(Data entries for graphics)
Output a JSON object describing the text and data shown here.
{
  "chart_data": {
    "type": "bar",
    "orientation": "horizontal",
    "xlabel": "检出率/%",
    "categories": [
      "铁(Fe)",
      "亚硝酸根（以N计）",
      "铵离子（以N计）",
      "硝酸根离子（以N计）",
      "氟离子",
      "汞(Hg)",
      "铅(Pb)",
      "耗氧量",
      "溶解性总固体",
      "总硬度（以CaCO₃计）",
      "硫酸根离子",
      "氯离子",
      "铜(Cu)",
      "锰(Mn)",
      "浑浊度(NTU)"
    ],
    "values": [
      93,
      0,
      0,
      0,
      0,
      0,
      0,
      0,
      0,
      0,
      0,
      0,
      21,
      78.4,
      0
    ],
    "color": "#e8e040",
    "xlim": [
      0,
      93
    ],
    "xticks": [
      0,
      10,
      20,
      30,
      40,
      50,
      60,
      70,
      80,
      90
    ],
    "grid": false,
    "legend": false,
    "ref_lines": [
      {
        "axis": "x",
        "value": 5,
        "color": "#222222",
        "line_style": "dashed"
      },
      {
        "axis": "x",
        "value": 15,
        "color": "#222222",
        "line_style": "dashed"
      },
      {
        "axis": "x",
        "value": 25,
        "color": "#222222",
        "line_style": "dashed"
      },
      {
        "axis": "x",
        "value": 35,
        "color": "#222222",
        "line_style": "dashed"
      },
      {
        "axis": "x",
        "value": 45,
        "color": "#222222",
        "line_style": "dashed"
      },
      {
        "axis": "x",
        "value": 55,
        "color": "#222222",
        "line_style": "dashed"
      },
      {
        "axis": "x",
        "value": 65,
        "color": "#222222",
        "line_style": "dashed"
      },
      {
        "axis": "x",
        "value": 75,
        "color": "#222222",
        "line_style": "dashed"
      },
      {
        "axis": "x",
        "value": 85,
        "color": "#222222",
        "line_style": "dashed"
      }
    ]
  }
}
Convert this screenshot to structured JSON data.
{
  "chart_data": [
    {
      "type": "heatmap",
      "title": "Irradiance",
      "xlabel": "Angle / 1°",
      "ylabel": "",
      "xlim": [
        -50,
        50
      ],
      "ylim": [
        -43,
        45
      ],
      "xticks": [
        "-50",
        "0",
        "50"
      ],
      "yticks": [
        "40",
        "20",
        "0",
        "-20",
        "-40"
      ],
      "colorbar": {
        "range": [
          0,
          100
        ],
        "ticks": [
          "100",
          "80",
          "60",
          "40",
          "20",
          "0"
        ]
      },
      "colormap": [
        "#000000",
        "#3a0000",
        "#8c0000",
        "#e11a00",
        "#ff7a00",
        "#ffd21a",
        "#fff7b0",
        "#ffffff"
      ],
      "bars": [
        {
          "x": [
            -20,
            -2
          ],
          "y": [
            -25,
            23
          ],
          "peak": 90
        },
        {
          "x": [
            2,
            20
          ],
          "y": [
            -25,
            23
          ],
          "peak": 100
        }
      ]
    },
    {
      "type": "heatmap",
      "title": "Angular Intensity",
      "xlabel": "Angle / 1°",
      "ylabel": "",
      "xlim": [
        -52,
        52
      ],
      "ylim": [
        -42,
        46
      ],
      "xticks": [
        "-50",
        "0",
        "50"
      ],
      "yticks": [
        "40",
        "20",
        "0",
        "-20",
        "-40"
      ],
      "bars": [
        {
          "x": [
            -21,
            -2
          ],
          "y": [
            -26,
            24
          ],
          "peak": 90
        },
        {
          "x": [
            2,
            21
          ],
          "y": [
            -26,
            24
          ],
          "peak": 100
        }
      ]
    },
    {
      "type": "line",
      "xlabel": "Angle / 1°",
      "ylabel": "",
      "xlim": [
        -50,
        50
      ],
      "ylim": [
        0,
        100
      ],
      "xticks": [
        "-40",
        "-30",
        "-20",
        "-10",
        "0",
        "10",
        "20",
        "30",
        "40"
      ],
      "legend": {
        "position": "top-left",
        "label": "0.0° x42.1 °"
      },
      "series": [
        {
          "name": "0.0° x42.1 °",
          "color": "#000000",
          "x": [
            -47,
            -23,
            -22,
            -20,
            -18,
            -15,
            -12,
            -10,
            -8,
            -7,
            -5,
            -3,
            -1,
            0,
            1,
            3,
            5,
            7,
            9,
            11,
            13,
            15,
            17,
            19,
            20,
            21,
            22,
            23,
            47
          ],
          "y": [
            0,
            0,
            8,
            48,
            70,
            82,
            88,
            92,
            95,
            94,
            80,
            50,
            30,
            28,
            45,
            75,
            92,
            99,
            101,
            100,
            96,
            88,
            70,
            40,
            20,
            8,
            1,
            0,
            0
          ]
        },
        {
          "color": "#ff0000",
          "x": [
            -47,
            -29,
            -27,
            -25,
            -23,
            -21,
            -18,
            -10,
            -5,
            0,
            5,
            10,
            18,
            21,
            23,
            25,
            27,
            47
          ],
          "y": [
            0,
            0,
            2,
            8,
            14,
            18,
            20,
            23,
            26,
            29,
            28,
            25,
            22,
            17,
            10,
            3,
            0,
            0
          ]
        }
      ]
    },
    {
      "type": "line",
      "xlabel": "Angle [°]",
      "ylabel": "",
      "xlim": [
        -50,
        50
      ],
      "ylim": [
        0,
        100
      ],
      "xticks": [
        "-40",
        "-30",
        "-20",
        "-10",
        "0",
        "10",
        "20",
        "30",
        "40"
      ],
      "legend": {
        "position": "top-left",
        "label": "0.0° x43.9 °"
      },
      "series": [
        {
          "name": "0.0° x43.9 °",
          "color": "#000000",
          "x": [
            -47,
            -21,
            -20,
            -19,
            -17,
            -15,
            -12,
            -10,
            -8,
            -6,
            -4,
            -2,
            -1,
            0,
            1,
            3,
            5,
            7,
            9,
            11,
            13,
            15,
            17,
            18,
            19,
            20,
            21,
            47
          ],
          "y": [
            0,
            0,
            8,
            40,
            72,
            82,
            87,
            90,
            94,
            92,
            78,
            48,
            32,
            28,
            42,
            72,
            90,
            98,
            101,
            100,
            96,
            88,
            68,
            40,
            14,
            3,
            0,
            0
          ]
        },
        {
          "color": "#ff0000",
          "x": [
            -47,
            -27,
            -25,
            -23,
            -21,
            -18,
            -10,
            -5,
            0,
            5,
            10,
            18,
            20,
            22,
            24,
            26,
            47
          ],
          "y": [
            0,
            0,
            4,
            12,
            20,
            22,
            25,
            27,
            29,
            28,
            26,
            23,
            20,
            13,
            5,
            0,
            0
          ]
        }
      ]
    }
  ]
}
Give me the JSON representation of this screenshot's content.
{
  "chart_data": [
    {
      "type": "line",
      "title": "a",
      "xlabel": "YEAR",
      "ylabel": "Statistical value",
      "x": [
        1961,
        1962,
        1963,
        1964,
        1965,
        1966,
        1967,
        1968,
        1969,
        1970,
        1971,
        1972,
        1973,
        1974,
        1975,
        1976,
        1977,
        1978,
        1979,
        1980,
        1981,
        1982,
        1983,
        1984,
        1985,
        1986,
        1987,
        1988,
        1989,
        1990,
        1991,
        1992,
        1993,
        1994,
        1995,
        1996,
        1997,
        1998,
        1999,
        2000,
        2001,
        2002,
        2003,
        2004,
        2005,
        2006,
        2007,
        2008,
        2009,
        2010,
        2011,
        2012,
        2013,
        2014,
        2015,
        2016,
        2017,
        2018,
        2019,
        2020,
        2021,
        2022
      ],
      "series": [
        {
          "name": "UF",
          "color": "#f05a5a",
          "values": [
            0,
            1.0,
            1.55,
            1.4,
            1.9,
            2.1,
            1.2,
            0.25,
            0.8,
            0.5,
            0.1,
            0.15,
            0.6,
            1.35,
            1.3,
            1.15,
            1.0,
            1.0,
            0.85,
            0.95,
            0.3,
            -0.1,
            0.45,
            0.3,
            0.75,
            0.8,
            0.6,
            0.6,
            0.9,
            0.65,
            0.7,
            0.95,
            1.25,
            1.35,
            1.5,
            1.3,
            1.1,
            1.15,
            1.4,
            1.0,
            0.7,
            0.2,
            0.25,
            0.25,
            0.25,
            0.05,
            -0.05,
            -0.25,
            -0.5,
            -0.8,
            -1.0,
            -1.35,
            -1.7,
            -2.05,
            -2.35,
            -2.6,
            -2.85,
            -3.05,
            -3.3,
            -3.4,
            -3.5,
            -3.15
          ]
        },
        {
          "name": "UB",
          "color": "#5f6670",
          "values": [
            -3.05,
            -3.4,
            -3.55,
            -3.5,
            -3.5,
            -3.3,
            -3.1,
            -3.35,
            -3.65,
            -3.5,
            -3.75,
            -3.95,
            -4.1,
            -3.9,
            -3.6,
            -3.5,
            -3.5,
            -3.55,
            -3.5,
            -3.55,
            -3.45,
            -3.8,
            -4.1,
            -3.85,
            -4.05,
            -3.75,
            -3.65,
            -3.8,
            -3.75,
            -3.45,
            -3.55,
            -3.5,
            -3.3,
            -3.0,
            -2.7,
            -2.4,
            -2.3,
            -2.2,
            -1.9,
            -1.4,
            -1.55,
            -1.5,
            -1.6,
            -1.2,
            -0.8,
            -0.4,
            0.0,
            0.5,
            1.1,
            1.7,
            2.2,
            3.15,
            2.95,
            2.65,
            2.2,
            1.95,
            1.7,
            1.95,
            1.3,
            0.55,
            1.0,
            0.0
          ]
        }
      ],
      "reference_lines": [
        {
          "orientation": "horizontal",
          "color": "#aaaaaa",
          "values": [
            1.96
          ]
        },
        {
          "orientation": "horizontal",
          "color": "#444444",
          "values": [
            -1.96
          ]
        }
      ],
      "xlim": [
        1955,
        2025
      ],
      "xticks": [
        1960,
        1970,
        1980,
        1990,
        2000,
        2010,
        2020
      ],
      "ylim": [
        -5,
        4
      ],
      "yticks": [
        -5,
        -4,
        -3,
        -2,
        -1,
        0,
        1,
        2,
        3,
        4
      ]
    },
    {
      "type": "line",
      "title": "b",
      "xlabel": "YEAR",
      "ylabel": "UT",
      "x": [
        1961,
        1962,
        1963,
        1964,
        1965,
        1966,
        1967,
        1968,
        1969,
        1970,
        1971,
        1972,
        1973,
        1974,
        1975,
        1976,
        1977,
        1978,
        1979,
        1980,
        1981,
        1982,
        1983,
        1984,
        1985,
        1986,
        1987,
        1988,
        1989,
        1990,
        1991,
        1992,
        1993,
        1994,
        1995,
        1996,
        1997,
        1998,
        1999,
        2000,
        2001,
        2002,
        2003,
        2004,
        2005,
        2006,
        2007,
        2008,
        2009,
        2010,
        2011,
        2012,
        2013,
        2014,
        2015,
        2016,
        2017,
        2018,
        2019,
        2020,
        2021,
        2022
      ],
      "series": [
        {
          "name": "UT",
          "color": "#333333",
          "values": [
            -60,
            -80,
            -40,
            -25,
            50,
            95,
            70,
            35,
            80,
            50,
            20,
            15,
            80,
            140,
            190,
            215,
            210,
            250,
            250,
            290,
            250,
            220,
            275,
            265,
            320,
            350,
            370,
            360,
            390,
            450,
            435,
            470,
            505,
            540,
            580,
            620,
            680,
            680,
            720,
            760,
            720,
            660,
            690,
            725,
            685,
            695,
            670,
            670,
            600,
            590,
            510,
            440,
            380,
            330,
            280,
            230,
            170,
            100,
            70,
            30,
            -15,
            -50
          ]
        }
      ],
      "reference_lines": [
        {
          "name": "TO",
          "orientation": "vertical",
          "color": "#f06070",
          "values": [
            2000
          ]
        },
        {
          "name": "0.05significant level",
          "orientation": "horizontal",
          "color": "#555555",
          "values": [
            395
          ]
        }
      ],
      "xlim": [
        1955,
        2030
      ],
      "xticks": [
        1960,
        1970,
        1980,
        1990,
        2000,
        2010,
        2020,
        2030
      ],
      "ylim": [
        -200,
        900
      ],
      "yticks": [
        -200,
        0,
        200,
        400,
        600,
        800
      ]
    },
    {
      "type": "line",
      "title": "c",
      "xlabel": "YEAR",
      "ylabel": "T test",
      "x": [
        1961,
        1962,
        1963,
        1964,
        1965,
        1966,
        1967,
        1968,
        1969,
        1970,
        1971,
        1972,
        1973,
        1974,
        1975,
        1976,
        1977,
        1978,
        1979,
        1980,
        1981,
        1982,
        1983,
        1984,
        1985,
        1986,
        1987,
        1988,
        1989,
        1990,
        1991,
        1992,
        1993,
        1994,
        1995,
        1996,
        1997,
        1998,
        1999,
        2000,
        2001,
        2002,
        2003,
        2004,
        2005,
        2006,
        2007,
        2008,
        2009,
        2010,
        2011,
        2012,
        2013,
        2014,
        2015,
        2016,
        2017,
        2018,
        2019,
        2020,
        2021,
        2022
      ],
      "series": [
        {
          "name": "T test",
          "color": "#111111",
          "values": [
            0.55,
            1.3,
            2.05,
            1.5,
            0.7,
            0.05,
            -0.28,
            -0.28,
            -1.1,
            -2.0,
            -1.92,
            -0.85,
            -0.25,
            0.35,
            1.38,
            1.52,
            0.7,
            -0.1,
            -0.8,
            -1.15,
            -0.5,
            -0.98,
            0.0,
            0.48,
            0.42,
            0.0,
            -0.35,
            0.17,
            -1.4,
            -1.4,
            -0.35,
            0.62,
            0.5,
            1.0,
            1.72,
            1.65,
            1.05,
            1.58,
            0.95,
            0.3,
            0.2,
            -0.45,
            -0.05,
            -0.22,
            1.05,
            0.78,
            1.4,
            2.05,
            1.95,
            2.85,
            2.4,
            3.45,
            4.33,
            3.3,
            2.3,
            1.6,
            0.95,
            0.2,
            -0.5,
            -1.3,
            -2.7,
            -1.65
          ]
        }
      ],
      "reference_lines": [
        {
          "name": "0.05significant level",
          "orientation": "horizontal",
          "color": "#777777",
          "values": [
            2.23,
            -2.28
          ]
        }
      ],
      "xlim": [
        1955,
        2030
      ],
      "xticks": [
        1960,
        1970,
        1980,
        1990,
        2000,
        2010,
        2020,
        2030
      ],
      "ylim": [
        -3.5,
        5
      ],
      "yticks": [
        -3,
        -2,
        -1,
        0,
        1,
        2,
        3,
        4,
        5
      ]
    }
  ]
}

Exercise objective ▸
Each line that contains the string "this" counts once; report how many such lines the entries have, giving only the number.

Final answer ▸
2